▸ **DO THIS**
Without including any images, repeat the data exactly.

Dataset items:
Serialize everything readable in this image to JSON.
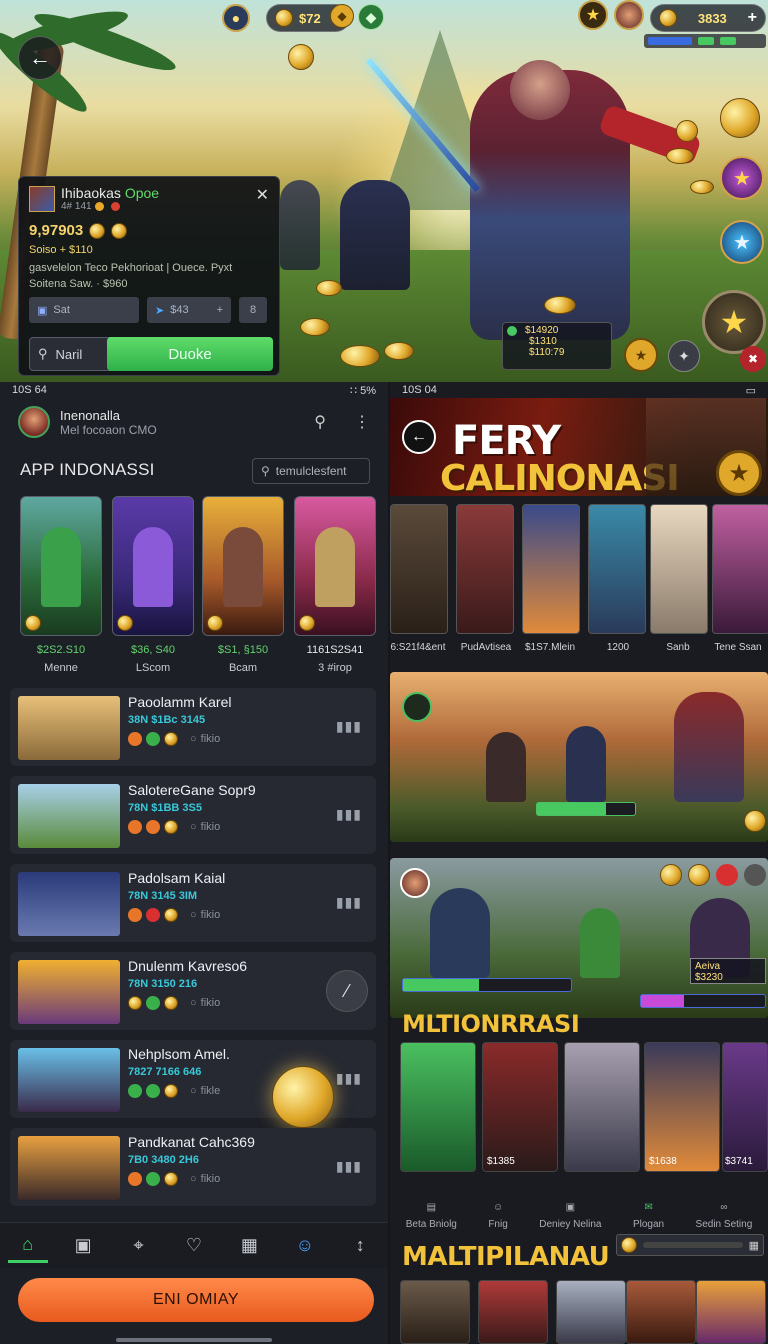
{
  "hero": {
    "topbar_coins": "$72",
    "topbar_gold": "3833",
    "topbar_plus": "+",
    "card": {
      "title": "Ihibaokas",
      "title_accent": "Opoe",
      "meta": "4# 141",
      "price": "9,97903",
      "price_line": "Soiso + $110",
      "desc1": "gasvelelon Teco Pekhorioat | Ouece. Pyxt",
      "desc2": "Soitena Saw. · $960",
      "btn_sort": "Sat",
      "btn_count": "$43",
      "btn_plus": "+",
      "btn_s": "8",
      "search_label": "Naril",
      "cta_label": "Duoke",
      "close": "✕"
    },
    "hud": {
      "line1": "$14920",
      "line2": "$1310",
      "line3": "$110:79"
    }
  },
  "left": {
    "status_time": "10S 64",
    "status_right": "∷ 5%",
    "app_title": "Inenonalla",
    "app_subtitle": "Mel focoaon CMO",
    "section_title": "APP INDONASSI",
    "search_placeholder": "temulclesfent",
    "hero_cards": [
      {
        "value": "$2S2.S10",
        "name": "Menne"
      },
      {
        "value": "$36, S40",
        "name": "LScom"
      },
      {
        "value": "$S1, §150",
        "name": "Bcam"
      },
      {
        "value": "1161S2S41",
        "name": "3 #irop"
      }
    ],
    "rows": [
      {
        "title": "Paoolamm Karel",
        "sub": "38N $1Bc 3145",
        "tail": "fikio"
      },
      {
        "title": "SalotereGane Sopr9",
        "sub": "78N $1BB 3S5",
        "tail": "fikio"
      },
      {
        "title": "Padolsam Kaial",
        "sub": "78N 3145 3IM",
        "tail": "fikio"
      },
      {
        "title": "Dnulenm Kavreso6",
        "sub": "78N 3150 216",
        "tail": "fikio"
      },
      {
        "title": "Nehplsom Amel.",
        "sub": "7827 7166 646",
        "tail": "fikle"
      },
      {
        "title": "Pandkanat Cahc369",
        "sub": "7B0 3480 2H6",
        "tail": "fikio"
      }
    ],
    "cta": "ENI OMIAY"
  },
  "right": {
    "status_time": "10S 04",
    "banner_title1": "FERY",
    "banner_title2": "CALINONASI",
    "strip_labels": [
      "6:S21f4&ent",
      "PudAvtisea",
      "$1S7.Mlein",
      "1200",
      "Sanb",
      "Tene Ssan"
    ],
    "scene2_bar_left": "Aeiva",
    "scene2_bar_right": "$3230",
    "subhead1": "MLTIONRRASI",
    "tile_vals": [
      "$1385",
      "$1638",
      "$3741"
    ],
    "nav": [
      "Beta Bniolg",
      "Fnig",
      "Deniey Nelina",
      "Plogan",
      "Sedin Seting"
    ],
    "subhead2": "MALTIPILANAU"
  },
  "colors": {
    "accent_green": "#2fb04a",
    "accent_orange": "#e85a1d",
    "gold": "#f3c23b",
    "value_green": "#63d46e",
    "value_cyan": "#39c8d8"
  }
}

▸ **SOLUTION**
Serialize everything readable in this image to JSON.
{
  "hero": {
    "topbar_coins": "$72",
    "topbar_gold": "3833",
    "topbar_plus": "+",
    "card": {
      "title": "Ihibaokas",
      "title_accent": "Opoe",
      "meta": "4# 141",
      "price": "9,97903",
      "price_line": "Soiso + $110",
      "desc1": "gasvelelon Teco Pekhorioat | Ouece. Pyxt",
      "desc2": "Soitena Saw. · $960",
      "btn_sort": "Sat",
      "btn_count": "$43",
      "btn_plus": "+",
      "btn_s": "8",
      "search_label": "Naril",
      "cta_label": "Duoke",
      "close": "✕"
    },
    "hud": {
      "line1": "$14920",
      "line2": "$1310",
      "line3": "$110:79"
    }
  },
  "left": {
    "status_time": "10S 64",
    "status_right": "∷ 5%",
    "app_title": "Inenonalla",
    "app_subtitle": "Mel focoaon CMO",
    "section_title": "APP INDONASSI",
    "search_placeholder": "temulclesfent",
    "hero_cards": [
      {
        "value": "$2S2.S10",
        "name": "Menne"
      },
      {
        "value": "$36, S40",
        "name": "LScom"
      },
      {
        "value": "$S1, §150",
        "name": "Bcam"
      },
      {
        "value": "1161S2S41",
        "name": "3 #irop"
      }
    ],
    "rows": [
      {
        "title": "Paoolamm Karel",
        "sub": "38N $1Bc 3145",
        "tail": "fikio"
      },
      {
        "title": "SalotereGane Sopr9",
        "sub": "78N $1BB 3S5",
        "tail": "fikio"
      },
      {
        "title": "Padolsam Kaial",
        "sub": "78N 3145 3IM",
        "tail": "fikio"
      },
      {
        "title": "Dnulenm Kavreso6",
        "sub": "78N 3150 216",
        "tail": "fikio"
      },
      {
        "title": "Nehplsom Amel.",
        "sub": "7827 7166 646",
        "tail": "fikle"
      },
      {
        "title": "Pandkanat Cahc369",
        "sub": "7B0 3480 2H6",
        "tail": "fikio"
      }
    ],
    "cta": "ENI OMIAY"
  },
  "right": {
    "status_time": "10S 04",
    "banner_title1": "FERY",
    "banner_title2": "CALINONASI",
    "strip_labels": [
      "6:S21f4&ent",
      "PudAvtisea",
      "$1S7.Mlein",
      "1200",
      "Sanb",
      "Tene Ssan"
    ],
    "scene2_bar_left": "Aeiva",
    "scene2_bar_right": "$3230",
    "subhead1": "MLTIONRRASI",
    "tile_vals": [
      "$1385",
      "$1638",
      "$3741"
    ],
    "nav": [
      "Beta Bniolg",
      "Fnig",
      "Deniey Nelina",
      "Plogan",
      "Sedin Seting"
    ],
    "subhead2": "MALTIPILANAU"
  },
  "colors": {
    "accent_green": "#2fb04a",
    "accent_orange": "#e85a1d",
    "gold": "#f3c23b",
    "value_green": "#63d46e",
    "value_cyan": "#39c8d8"
  }
}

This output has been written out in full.